Set down the material below in full, matching it exactly.
##### Data for this exercise #####
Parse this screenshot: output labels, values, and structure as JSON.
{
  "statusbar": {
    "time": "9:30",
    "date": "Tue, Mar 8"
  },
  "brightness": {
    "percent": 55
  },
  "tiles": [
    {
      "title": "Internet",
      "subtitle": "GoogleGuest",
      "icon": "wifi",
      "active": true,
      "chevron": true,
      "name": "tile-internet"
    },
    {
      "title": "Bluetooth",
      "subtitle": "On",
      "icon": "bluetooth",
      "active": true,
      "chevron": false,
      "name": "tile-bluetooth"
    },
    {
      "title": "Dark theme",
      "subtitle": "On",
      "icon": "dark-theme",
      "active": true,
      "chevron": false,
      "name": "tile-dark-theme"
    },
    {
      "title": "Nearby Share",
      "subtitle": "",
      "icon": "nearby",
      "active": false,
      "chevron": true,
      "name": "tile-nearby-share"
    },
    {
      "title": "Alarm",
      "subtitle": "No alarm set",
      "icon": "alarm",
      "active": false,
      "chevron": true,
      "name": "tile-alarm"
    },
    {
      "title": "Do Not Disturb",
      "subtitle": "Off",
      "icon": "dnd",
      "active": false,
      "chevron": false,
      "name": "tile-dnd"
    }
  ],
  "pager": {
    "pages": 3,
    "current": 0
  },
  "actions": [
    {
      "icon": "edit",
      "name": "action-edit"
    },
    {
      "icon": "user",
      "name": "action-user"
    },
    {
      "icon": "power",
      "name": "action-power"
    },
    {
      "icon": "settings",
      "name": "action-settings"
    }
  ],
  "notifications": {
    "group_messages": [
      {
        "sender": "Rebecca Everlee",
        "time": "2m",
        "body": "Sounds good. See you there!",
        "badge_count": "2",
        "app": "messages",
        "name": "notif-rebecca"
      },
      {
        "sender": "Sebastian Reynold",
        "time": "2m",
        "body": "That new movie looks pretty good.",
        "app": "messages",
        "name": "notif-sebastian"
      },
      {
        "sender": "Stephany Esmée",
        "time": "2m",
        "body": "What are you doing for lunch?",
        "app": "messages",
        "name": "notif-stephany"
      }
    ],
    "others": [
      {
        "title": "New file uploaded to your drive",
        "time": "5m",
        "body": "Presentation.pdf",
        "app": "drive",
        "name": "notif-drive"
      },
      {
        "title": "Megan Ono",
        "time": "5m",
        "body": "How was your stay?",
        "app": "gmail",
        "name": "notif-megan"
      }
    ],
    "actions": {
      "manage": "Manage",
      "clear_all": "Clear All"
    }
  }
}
#####
Answer to the task:
Parse this screenshot: output labels, values, and structure as JSON.
{
  "statusbar": {
    "time": "9:30",
    "date": "Tue, Mar 8"
  },
  "brightness": {
    "percent": 55
  },
  "tiles": [
    {
      "title": "Internet",
      "subtitle": "GoogleGuest",
      "icon": "wifi",
      "active": true,
      "chevron": true,
      "name": "tile-internet"
    },
    {
      "title": "Bluetooth",
      "subtitle": "On",
      "icon": "bluetooth",
      "active": true,
      "chevron": false,
      "name": "tile-bluetooth"
    },
    {
      "title": "Dark theme",
      "subtitle": "On",
      "icon": "dark-theme",
      "active": true,
      "chevron": false,
      "name": "tile-dark-theme"
    },
    {
      "title": "Nearby Share",
      "subtitle": "",
      "icon": "nearby",
      "active": false,
      "chevron": true,
      "name": "tile-nearby-share"
    },
    {
      "title": "Alarm",
      "subtitle": "No alarm set",
      "icon": "alarm",
      "active": false,
      "chevron": true,
      "name": "tile-alarm"
    },
    {
      "title": "Do Not Disturb",
      "subtitle": "Off",
      "icon": "dnd",
      "active": false,
      "chevron": false,
      "name": "tile-dnd"
    }
  ],
  "pager": {
    "pages": 3,
    "current": 0
  },
  "actions": [
    {
      "icon": "edit",
      "name": "action-edit"
    },
    {
      "icon": "user",
      "name": "action-user"
    },
    {
      "icon": "power",
      "name": "action-power"
    },
    {
      "icon": "settings",
      "name": "action-settings"
    }
  ],
  "notifications": {
    "group_messages": [
      {
        "sender": "Rebecca Everlee",
        "time": "2m",
        "body": "Sounds good. See you there!",
        "badge_count": "2",
        "app": "messages",
        "name": "notif-rebecca"
      },
      {
        "sender": "Sebastian Reynold",
        "time": "2m",
        "body": "That new movie looks pretty good.",
        "app": "messages",
        "name": "notif-sebastian"
      },
      {
        "sender": "Stephany Esmée",
        "time": "2m",
        "body": "What are you doing for lunch?",
        "app": "messages",
        "name": "notif-stephany"
      }
    ],
    "others": [
      {
        "title": "New file uploaded to your drive",
        "time": "5m",
        "body": "Presentation.pdf",
        "app": "drive",
        "name": "notif-drive"
      },
      {
        "title": "Megan Ono",
        "time": "5m",
        "body": "How was your stay?",
        "app": "gmail",
        "name": "notif-megan"
      }
    ],
    "actions": {
      "manage": "Manage",
      "clear_all": "Clear All"
    }
  }
}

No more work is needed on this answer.